**Short task:** Identify and reproduce every line holding the string "this".

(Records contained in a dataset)
|---|

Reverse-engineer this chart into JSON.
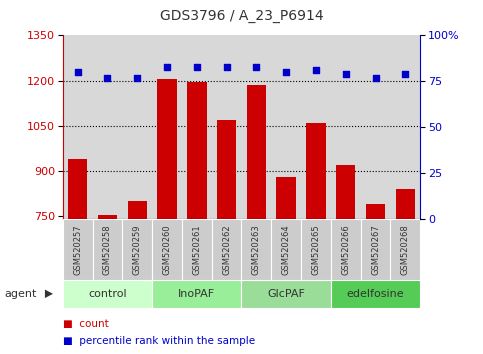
{
  "title": "GDS3796 / A_23_P6914",
  "samples": [
    "GSM520257",
    "GSM520258",
    "GSM520259",
    "GSM520260",
    "GSM520261",
    "GSM520262",
    "GSM520263",
    "GSM520264",
    "GSM520265",
    "GSM520266",
    "GSM520267",
    "GSM520268"
  ],
  "bar_values": [
    940,
    755,
    800,
    1205,
    1195,
    1070,
    1185,
    880,
    1060,
    920,
    790,
    840
  ],
  "percentile_values": [
    80,
    77,
    77,
    83,
    83,
    83,
    83,
    80,
    81,
    79,
    77,
    79
  ],
  "groups": [
    {
      "label": "control",
      "start": 0,
      "end": 3,
      "color": "#ccffcc"
    },
    {
      "label": "InoPAF",
      "start": 3,
      "end": 6,
      "color": "#99ee99"
    },
    {
      "label": "GlcPAF",
      "start": 6,
      "end": 9,
      "color": "#99dd99"
    },
    {
      "label": "edelfosine",
      "start": 9,
      "end": 12,
      "color": "#55cc55"
    }
  ],
  "ylim_left": [
    740,
    1350
  ],
  "ylim_right": [
    0,
    100
  ],
  "yticks_left": [
    750,
    900,
    1050,
    1200,
    1350
  ],
  "yticks_right": [
    0,
    25,
    50,
    75,
    100
  ],
  "bar_color": "#cc0000",
  "dot_color": "#0000cc",
  "bar_width": 0.65,
  "background_color": "#ffffff",
  "plot_bg_color": "#d8d8d8",
  "left_axis_color": "#cc0000",
  "right_axis_color": "#0000cc",
  "hlines": [
    900,
    1050,
    1200
  ],
  "sample_box_color": "#cccccc",
  "group_colors": [
    "#ccffcc",
    "#99ee99",
    "#99dd99",
    "#55cc55"
  ]
}
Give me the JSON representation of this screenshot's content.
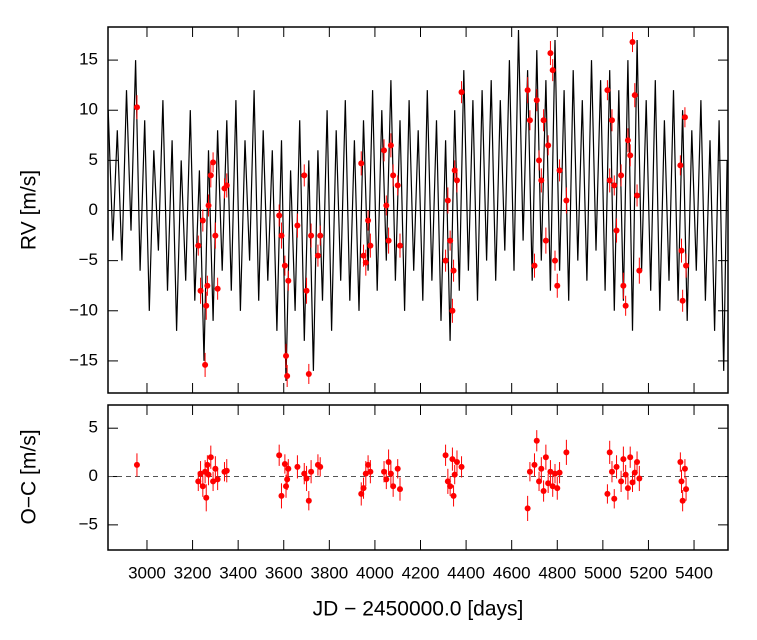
{
  "chart_data": [
    {
      "type": "scatter",
      "ylabel": "RV [m/s]",
      "xlim": [
        2829,
        5549
      ],
      "ylim": [
        -18.2,
        18.3
      ],
      "yticks": [
        {
          "value": -15,
          "label": "−15"
        },
        {
          "value": -10,
          "label": "−10"
        },
        {
          "value": -5,
          "label": "−5"
        },
        0,
        5,
        10,
        15
      ],
      "zero_line": "solid",
      "model": {
        "color": "#000000",
        "x": [
          2830,
          2850,
          2870,
          2890,
          2910,
          2930,
          2950,
          2970,
          2990,
          3010,
          3030,
          3050,
          3070,
          3090,
          3110,
          3130,
          3150,
          3170,
          3190,
          3210,
          3230,
          3250,
          3270,
          3290,
          3310,
          3330,
          3350,
          3370,
          3390,
          3410,
          3430,
          3450,
          3470,
          3490,
          3510,
          3530,
          3550,
          3570,
          3590,
          3610,
          3630,
          3650,
          3670,
          3690,
          3710,
          3730,
          3750,
          3770,
          3790,
          3810,
          3830,
          3850,
          3870,
          3890,
          3910,
          3930,
          3950,
          3970,
          3990,
          4010,
          4030,
          4050,
          4070,
          4090,
          4110,
          4130,
          4150,
          4170,
          4190,
          4210,
          4230,
          4250,
          4270,
          4290,
          4310,
          4330,
          4350,
          4370,
          4390,
          4410,
          4430,
          4450,
          4470,
          4490,
          4510,
          4530,
          4550,
          4570,
          4590,
          4610,
          4630,
          4650,
          4670,
          4690,
          4710,
          4730,
          4750,
          4770,
          4790,
          4810,
          4830,
          4850,
          4870,
          4890,
          4910,
          4930,
          4950,
          4970,
          4990,
          5010,
          5030,
          5050,
          5070,
          5090,
          5110,
          5130,
          5150,
          5170,
          5190,
          5210,
          5230,
          5250,
          5270,
          5290,
          5310,
          5330,
          5350,
          5370,
          5390,
          5410,
          5430,
          5450,
          5470,
          5490,
          5510,
          5530,
          5545
        ],
        "values": [
          10,
          -3,
          8,
          -5,
          12,
          -2,
          15,
          -6,
          9,
          -10,
          6,
          -4,
          11,
          -8,
          7,
          -12,
          5,
          -7,
          10,
          -9,
          4,
          -15,
          6,
          -11,
          8,
          -6,
          9,
          -8,
          11,
          -10,
          7,
          -5,
          12,
          -9,
          8,
          -7,
          6,
          -12,
          7,
          -17,
          4,
          -10,
          9,
          -13,
          5,
          -16,
          6,
          -9,
          10,
          -12,
          8,
          -7,
          11,
          -9,
          7,
          -10,
          9,
          -6,
          12,
          -8,
          10,
          -5,
          13,
          -7,
          9,
          -10,
          11,
          -6,
          8,
          -9,
          12,
          -7,
          9,
          -11,
          7,
          -13,
          10,
          -8,
          14,
          -6,
          11,
          -9,
          12,
          -5,
          13,
          -7,
          11,
          -4,
          15,
          -6,
          18,
          -3,
          14,
          -7,
          16,
          -5,
          13,
          -8,
          17,
          -6,
          12,
          -9,
          14,
          -5,
          11,
          -7,
          15,
          -4,
          13,
          -8,
          14,
          -10,
          12,
          -9,
          15,
          -12,
          17,
          -6,
          11,
          -8,
          13,
          -10,
          9,
          -7,
          12,
          -9,
          10,
          -11,
          8,
          -6,
          11,
          -9,
          7,
          -12,
          9,
          -16,
          5
        ]
      },
      "series": [
        {
          "color": "#ff0000",
          "x": [
            2956,
            3225,
            3235,
            3245,
            3255,
            3260,
            3265,
            3270,
            3280,
            3290,
            3300,
            3310,
            3340,
            3350,
            3580,
            3590,
            3605,
            3610,
            3615,
            3620,
            3660,
            3690,
            3700,
            3710,
            3720,
            3750,
            3760,
            3940,
            3950,
            3960,
            3970,
            3980,
            4040,
            4050,
            4060,
            4070,
            4080,
            4100,
            4110,
            4310,
            4320,
            4330,
            4340,
            4345,
            4350,
            4360,
            4380,
            4670,
            4680,
            4700,
            4710,
            4720,
            4730,
            4740,
            4750,
            4760,
            4770,
            4780,
            4790,
            4800,
            4810,
            4840,
            5020,
            5030,
            5040,
            5050,
            5060,
            5080,
            5090,
            5100,
            5110,
            5120,
            5130,
            5140,
            5150,
            5160,
            5340,
            5345,
            5350,
            5360,
            5365
          ],
          "values": [
            10.3,
            -3.5,
            -8,
            -1,
            -15.4,
            -9.5,
            -7.5,
            0.5,
            3.5,
            4.8,
            -2.5,
            -7.8,
            2.2,
            2.5,
            -0.5,
            -2.5,
            -5.5,
            -14.5,
            -16.5,
            -7,
            -1.5,
            3.5,
            -8,
            -16.3,
            -2.5,
            -4.5,
            -2.5,
            4.7,
            -4.5,
            -5.2,
            -1,
            -3.5,
            6,
            0.5,
            -3,
            6.5,
            3.5,
            2.5,
            -3.5,
            -5,
            1,
            -3,
            -10,
            -6,
            4,
            3,
            11.8,
            12,
            9,
            -5.5,
            11,
            5,
            3,
            9,
            -3,
            6.5,
            15.7,
            14,
            -5,
            -7.5,
            4,
            1,
            12,
            3,
            9,
            2.5,
            -2,
            3.5,
            -7.5,
            -9.5,
            7,
            5.5,
            16.8,
            11.5,
            1.5,
            -6,
            4.5,
            -4,
            -9,
            9.3,
            -5.5
          ],
          "errors": [
            1.2,
            1.0,
            1.3,
            1.1,
            1.2,
            1.4,
            1.0,
            1.1,
            1.2,
            1.0,
            1.3,
            1.1,
            1.0,
            1.2,
            1.1,
            1.3,
            1.0,
            1.2,
            1.1,
            1.0,
            1.2,
            1.1,
            1.3,
            1.0,
            1.2,
            1.1,
            1.0,
            1.2,
            1.1,
            1.3,
            1.0,
            1.2,
            1.1,
            1.0,
            1.3,
            1.2,
            1.1,
            1.0,
            1.2,
            1.1,
            1.3,
            1.0,
            1.2,
            1.1,
            1.0,
            1.2,
            1.1,
            1.3,
            1.0,
            1.2,
            1.1,
            1.0,
            1.2,
            1.1,
            1.3,
            1.0,
            1.2,
            1.1,
            1.0,
            1.2,
            1.1,
            1.3,
            1.0,
            1.2,
            1.1,
            1.0,
            1.2,
            1.1,
            1.3,
            1.0,
            1.2,
            1.1,
            1.0,
            1.2,
            1.1,
            1.3,
            1.0,
            1.2,
            1.1,
            1.0,
            1.2
          ]
        }
      ]
    },
    {
      "type": "scatter",
      "ylabel": "O−C [m/s]",
      "xlabel": "JD − 2450000.0 [days]",
      "xlim": [
        2829,
        5549
      ],
      "ylim": [
        -7.6,
        7.4
      ],
      "xticks": [
        3000,
        3200,
        3400,
        3600,
        3800,
        4000,
        4200,
        4400,
        4600,
        4800,
        5000,
        5200,
        5400
      ],
      "yticks": [
        {
          "value": -5,
          "label": "−5"
        },
        0,
        5
      ],
      "zero_line": "dashed",
      "series": [
        {
          "color": "#ff0000",
          "x": [
            2956,
            3225,
            3235,
            3245,
            3255,
            3260,
            3265,
            3270,
            3280,
            3290,
            3300,
            3310,
            3340,
            3350,
            3580,
            3590,
            3605,
            3610,
            3615,
            3620,
            3660,
            3690,
            3700,
            3710,
            3720,
            3750,
            3760,
            3940,
            3950,
            3960,
            3970,
            3980,
            4040,
            4050,
            4060,
            4070,
            4080,
            4100,
            4110,
            4310,
            4320,
            4330,
            4340,
            4345,
            4350,
            4360,
            4380,
            4670,
            4680,
            4700,
            4710,
            4720,
            4730,
            4740,
            4750,
            4760,
            4770,
            4780,
            4790,
            4800,
            4810,
            4840,
            5020,
            5030,
            5040,
            5050,
            5060,
            5080,
            5090,
            5100,
            5110,
            5120,
            5130,
            5140,
            5150,
            5160,
            5340,
            5345,
            5350,
            5360,
            5365
          ],
          "values": [
            1.2,
            -0.5,
            0.3,
            -1.0,
            0.5,
            -2.2,
            1.2,
            0.2,
            2.0,
            -0.5,
            0.8,
            -0.3,
            0.5,
            0.6,
            2.2,
            -2.0,
            1.3,
            -1.0,
            -0.3,
            0.8,
            1.0,
            0.3,
            -0.2,
            -2.5,
            0.5,
            1.2,
            1.0,
            -1.8,
            -1.2,
            0.3,
            1.2,
            0.5,
            0.5,
            -0.3,
            1.5,
            0.3,
            -1.0,
            0.8,
            -1.3,
            2.2,
            -0.5,
            -1.0,
            1.8,
            -2.0,
            0.2,
            1.5,
            1.0,
            -3.3,
            0.5,
            1.2,
            3.7,
            -0.5,
            0.8,
            -1.5,
            2.0,
            -0.7,
            0.5,
            -1.0,
            0.3,
            -1.2,
            0.4,
            2.5,
            -1.8,
            2.5,
            0.5,
            -2.3,
            1.0,
            -0.5,
            1.8,
            0.2,
            -1.2,
            2.0,
            -0.6,
            0.4,
            1.5,
            -0.2,
            1.5,
            -0.5,
            -2.5,
            0.8,
            -1.3
          ],
          "errors": [
            1.2,
            1.0,
            1.3,
            1.1,
            1.2,
            1.4,
            1.0,
            1.1,
            1.2,
            1.0,
            1.3,
            1.1,
            1.0,
            1.2,
            1.1,
            1.3,
            1.0,
            1.2,
            1.1,
            1.0,
            1.2,
            1.1,
            1.3,
            1.0,
            1.2,
            1.1,
            1.0,
            1.2,
            1.1,
            1.3,
            1.0,
            1.2,
            1.1,
            1.0,
            1.3,
            1.2,
            1.1,
            1.0,
            1.2,
            1.1,
            1.3,
            1.0,
            1.2,
            1.1,
            1.0,
            1.2,
            1.1,
            1.3,
            1.0,
            1.2,
            1.1,
            1.0,
            1.2,
            1.1,
            1.3,
            1.0,
            1.2,
            1.1,
            1.0,
            1.2,
            1.1,
            1.3,
            1.0,
            1.2,
            1.1,
            1.0,
            1.2,
            1.1,
            1.3,
            1.0,
            1.2,
            1.1,
            1.0,
            1.2,
            1.1,
            1.3,
            1.0,
            1.2,
            1.1,
            1.0,
            1.2
          ]
        }
      ]
    }
  ]
}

|---|

**Task response:**
Reverse-engineer this chart into JSON.
Give me the JSON representation of this screenshot's content.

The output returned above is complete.